Archive for the ‘Writing’ Category

Ten Pens

Monday, March 8th, 2010

Remember that lame thing everyone was doing on Facebook awhile back?  It was called “Twenty Things” or “Forty Things” or “A Whole Bunch of Unrelated Self-Centered Thoughts” or something like that.  Somehow it became undeservingly and wildly popular in a short amount of time.  (Which, normally, never happens on the Internet.)

Well.  I hereby present Ten Pens.  It’s way more fun, and just as free.

Take ten pens from around your house.  They must be free promotional pens.  If you’re short a few, I’ll lend you some: I rounded up 58 just by looking in the study.  They’re all going to school, in case anyone there wants to play (and because, seriously, they seem to multiply exponentially every 13 days or so.  I’m worried about the load-bearing capacity of my desk.)

Now, try to imagine how they might have entered your house.  Word limits are lame, but keep it short or your audience might fall asleep.  (All three of them.) Here are mine:

  1. Mini Cooper: Let’s Motor. This is one of those cool moving pens; when you tilt it, the little red car sliiiiiiides back and forth from the Hollywood sign to the Statue of Liberty.  And it was completely free!  All we had to do was buy a car.
  2. Revlimid capsules. Please see accompanying full prescribing information, including Boxed WARNINGS. I guess these prescription drug giveways must work, or no one would continue doing them.  I just have one question: “Boxed warnings”?  They don’t sound too bad.  Better than the free-roaming warnings that catch you by surprise, anyway.
  3. My school. Awwww. Actually, to be fair about 12 of the 58 were from my school.
  4. My school’s archrival school. What th–?!  I did tutor a couple of students from there, but I think I would have noticed this pen before now.  At the very least, I would think my school’s pens would be ostracizing it, but noooo, they’re playing nice and being friends.
  5. Best Wishes in the year 2003, Enslin & Son, Hattiesburg, Mississippi. My father’s family’s butcher shop.  We last visited there for my grandmother’s funeral.  It was a sad time, but wonderful to see them all, and I loved the tour of the slaughterhouse and my dad’s accompanying anecdotes from the summer he worked there as a teenager.  We also got married in 2003, so I think their best wishes might have helped a little.

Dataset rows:

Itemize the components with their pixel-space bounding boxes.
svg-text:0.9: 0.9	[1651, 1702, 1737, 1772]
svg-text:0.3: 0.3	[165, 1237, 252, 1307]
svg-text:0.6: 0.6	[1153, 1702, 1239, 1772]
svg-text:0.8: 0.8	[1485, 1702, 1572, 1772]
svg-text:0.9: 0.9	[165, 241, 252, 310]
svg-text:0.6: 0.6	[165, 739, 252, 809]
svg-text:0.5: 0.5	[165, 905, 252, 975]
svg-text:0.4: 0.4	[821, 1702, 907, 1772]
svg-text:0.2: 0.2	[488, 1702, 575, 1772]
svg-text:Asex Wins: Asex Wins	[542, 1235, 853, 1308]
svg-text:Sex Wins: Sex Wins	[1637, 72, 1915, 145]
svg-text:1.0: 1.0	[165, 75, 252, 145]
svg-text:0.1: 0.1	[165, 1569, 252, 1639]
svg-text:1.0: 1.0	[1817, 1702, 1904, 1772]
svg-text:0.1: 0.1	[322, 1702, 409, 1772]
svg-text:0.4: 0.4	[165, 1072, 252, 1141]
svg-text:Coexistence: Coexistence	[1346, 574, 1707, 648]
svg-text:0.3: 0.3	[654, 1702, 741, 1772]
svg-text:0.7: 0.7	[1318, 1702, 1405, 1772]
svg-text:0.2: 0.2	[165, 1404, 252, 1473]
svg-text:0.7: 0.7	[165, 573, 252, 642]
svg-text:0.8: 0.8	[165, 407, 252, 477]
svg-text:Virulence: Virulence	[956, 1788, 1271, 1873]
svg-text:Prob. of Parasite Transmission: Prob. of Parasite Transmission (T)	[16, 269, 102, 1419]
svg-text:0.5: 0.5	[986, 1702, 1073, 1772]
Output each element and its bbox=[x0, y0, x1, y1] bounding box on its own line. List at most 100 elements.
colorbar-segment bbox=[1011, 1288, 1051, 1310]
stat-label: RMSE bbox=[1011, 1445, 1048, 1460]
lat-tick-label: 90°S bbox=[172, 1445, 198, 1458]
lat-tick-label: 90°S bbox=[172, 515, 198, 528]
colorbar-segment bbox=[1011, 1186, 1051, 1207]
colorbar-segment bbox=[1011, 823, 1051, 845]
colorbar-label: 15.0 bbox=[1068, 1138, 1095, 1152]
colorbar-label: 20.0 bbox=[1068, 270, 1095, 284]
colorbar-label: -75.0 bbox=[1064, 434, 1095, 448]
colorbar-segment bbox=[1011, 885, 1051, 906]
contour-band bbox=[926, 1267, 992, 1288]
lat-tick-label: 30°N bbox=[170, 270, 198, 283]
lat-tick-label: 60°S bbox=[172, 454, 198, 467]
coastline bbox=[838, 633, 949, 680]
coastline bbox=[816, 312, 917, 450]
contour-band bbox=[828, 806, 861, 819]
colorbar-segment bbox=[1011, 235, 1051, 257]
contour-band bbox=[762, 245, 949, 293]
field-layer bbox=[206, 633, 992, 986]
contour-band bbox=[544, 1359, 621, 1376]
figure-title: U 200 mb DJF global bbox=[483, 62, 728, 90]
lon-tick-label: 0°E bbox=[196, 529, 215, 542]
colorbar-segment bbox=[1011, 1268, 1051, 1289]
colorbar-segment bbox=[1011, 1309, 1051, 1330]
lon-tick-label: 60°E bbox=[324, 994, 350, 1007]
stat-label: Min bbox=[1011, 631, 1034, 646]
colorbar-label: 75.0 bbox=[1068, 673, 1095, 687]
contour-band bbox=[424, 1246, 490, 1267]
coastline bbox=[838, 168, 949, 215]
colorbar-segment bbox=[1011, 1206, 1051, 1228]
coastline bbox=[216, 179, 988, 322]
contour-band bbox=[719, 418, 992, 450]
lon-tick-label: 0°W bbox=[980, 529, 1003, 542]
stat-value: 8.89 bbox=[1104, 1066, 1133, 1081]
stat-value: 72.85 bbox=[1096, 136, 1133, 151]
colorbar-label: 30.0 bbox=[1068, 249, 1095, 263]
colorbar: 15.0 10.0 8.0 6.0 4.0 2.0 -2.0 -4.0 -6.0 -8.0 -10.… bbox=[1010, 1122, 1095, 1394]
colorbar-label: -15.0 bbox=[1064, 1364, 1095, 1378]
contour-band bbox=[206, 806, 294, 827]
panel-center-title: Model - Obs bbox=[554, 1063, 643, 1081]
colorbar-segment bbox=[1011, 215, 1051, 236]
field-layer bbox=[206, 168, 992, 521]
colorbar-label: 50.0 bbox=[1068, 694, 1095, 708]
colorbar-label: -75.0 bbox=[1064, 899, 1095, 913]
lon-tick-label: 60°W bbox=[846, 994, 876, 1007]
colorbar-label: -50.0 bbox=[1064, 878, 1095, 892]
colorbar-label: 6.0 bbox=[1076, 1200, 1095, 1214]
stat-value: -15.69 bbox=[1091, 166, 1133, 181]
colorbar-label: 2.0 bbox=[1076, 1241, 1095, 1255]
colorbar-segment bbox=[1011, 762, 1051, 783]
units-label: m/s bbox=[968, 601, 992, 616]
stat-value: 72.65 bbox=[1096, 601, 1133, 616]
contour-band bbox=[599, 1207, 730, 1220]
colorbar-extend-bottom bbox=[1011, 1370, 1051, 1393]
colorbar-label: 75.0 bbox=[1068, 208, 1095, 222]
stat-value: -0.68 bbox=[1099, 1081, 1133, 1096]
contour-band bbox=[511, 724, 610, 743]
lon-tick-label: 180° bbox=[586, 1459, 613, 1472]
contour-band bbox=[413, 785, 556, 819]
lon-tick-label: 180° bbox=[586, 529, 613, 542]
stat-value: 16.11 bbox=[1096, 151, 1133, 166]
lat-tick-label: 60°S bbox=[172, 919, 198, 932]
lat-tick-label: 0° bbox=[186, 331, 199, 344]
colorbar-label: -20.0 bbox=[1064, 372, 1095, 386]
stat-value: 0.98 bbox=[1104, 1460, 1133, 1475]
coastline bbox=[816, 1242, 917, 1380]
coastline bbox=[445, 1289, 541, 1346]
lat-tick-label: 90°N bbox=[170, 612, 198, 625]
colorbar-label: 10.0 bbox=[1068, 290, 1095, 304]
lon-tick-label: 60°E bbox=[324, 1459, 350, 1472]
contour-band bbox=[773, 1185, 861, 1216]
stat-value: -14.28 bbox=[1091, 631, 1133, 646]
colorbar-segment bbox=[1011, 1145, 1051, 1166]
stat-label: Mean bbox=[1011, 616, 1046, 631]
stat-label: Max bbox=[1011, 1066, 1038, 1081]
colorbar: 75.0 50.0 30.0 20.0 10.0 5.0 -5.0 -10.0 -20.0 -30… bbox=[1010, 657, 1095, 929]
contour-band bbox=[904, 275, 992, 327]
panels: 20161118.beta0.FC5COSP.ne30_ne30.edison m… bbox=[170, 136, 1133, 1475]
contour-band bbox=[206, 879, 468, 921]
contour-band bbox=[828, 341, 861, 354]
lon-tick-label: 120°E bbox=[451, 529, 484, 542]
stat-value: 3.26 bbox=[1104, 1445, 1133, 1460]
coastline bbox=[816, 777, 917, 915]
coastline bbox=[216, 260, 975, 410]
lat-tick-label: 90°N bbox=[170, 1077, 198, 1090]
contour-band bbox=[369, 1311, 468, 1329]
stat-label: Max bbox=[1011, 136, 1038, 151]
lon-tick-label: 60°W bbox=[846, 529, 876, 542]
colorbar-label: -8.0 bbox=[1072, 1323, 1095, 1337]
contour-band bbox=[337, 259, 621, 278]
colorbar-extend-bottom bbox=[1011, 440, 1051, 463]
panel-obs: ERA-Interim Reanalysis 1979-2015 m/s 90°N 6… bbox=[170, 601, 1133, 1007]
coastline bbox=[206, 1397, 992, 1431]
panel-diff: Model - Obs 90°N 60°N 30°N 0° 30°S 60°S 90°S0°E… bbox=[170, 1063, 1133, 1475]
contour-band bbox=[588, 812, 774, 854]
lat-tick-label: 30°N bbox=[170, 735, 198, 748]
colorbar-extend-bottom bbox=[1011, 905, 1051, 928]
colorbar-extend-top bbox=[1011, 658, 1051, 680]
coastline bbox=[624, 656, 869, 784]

→ **REQUIREMENTS**
1. Summarize the Ten Pens piece in two sentences.
2. Duplicate the records starting at their first line and ending at the line containing "1702, 575, 1772]", with both of those lines included.

→ **PROBLEM SOLUTIONS**
1. The Ten Pens piece proposes a game, offered as more fun than a Facebook list fad, in which you take ten free promotional pens from around your house and imagine how each one got there. The writer's own entries include a Mini Cooper pen with a sliding red car that came with buying a car, a Revlimid prescription pen noting "Boxed WARNINGS," pens from the writer's school and its archrival, and a 2003 pen from Enslin & Son, the butcher shop of the writer's father's family.

2.
Itemize the components with their pixel-space bounding boxes.
svg-text:0.9: 0.9	[1651, 1702, 1737, 1772]
svg-text:0.3: 0.3	[165, 1237, 252, 1307]
svg-text:0.6: 0.6	[1153, 1702, 1239, 1772]
svg-text:0.8: 0.8	[1485, 1702, 1572, 1772]
svg-text:0.9: 0.9	[165, 241, 252, 310]
svg-text:0.6: 0.6	[165, 739, 252, 809]
svg-text:0.5: 0.5	[165, 905, 252, 975]
svg-text:0.4: 0.4	[821, 1702, 907, 1772]
svg-text:0.2: 0.2	[488, 1702, 575, 1772]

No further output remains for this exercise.